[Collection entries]
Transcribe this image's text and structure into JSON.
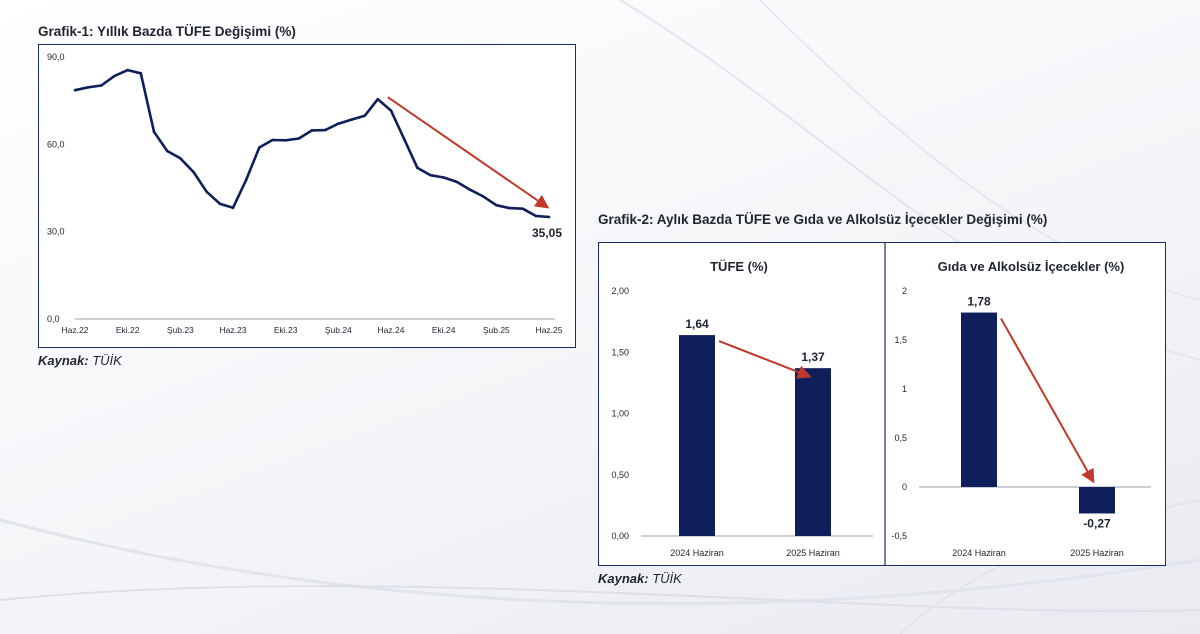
{
  "colors": {
    "series": "#0f1f5c",
    "arrow": "#c0392b",
    "axis": "#9aa0ad",
    "text": "#1f2430"
  },
  "chart_data": [
    {
      "id": "grafik1",
      "type": "line",
      "title": "Grafik-1: Yıllık Bazda TÜFE Değişimi (%)",
      "x_tick_labels": [
        "Haz.22",
        "Eki.22",
        "Şub.23",
        "Haz.23",
        "Eki.23",
        "Şub.24",
        "Haz.24",
        "Eki.24",
        "Şub.25",
        "Haz.25"
      ],
      "y_tick_labels": [
        "0,0",
        "30,0",
        "60,0",
        "90,0"
      ],
      "ylim": [
        0,
        90
      ],
      "values": [
        78.6,
        79.6,
        80.2,
        83.5,
        85.5,
        84.4,
        64.3,
        57.7,
        55.2,
        50.5,
        43.7,
        39.6,
        38.2,
        47.8,
        58.9,
        61.5,
        61.4,
        62.0,
        64.8,
        64.9,
        67.1,
        68.5,
        69.8,
        75.5,
        71.6,
        61.8,
        51.97,
        49.4,
        48.6,
        47.1,
        44.4,
        42.1,
        39.1,
        38.1,
        37.9,
        35.4,
        35.05
      ],
      "last_label": "35,05",
      "source_label": "Kaynak:",
      "source_text": "TÜİK"
    },
    {
      "id": "grafik2",
      "type": "bar",
      "title": "Grafik-2: Aylık Bazda TÜFE ve Gıda ve Alkolsüz İçecekler Değişimi (%)",
      "source_label": "Kaynak:",
      "source_text": "TÜİK",
      "panels": [
        {
          "id": "tufe",
          "title": "TÜFE (%)",
          "categories": [
            "2024 Haziran",
            "2025 Haziran"
          ],
          "values": [
            1.64,
            1.37
          ],
          "value_labels": [
            "1,64",
            "1,37"
          ],
          "ylim": [
            0,
            2
          ],
          "y_tick_values": [
            0,
            0.5,
            1,
            1.5,
            2
          ],
          "y_tick_labels": [
            "0,00",
            "0,50",
            "1,00",
            "1,50",
            "2,00"
          ]
        },
        {
          "id": "gida",
          "title": "Gıda ve Alkolsüz İçecekler (%)",
          "categories": [
            "2024 Haziran",
            "2025 Haziran"
          ],
          "values": [
            1.78,
            -0.27
          ],
          "value_labels": [
            "1,78",
            "-0,27"
          ],
          "ylim": [
            -0.5,
            2
          ],
          "y_tick_values": [
            -0.5,
            0,
            0.5,
            1,
            1.5,
            2
          ],
          "y_tick_labels": [
            "-0,5",
            "0",
            "0,5",
            "1",
            "1,5",
            "2"
          ]
        }
      ]
    }
  ]
}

§ AIM
Copy out every line of the listing that contains the string "Alkolsüz".

§ EXERCISE SOLUTION
      "title": "Grafik-2: Aylık Bazda TÜFE ve Gıda ve Alkolsüz İçecekler Değişimi (%)",
          "title": "Gıda ve Alkolsüz İçecekler (%)",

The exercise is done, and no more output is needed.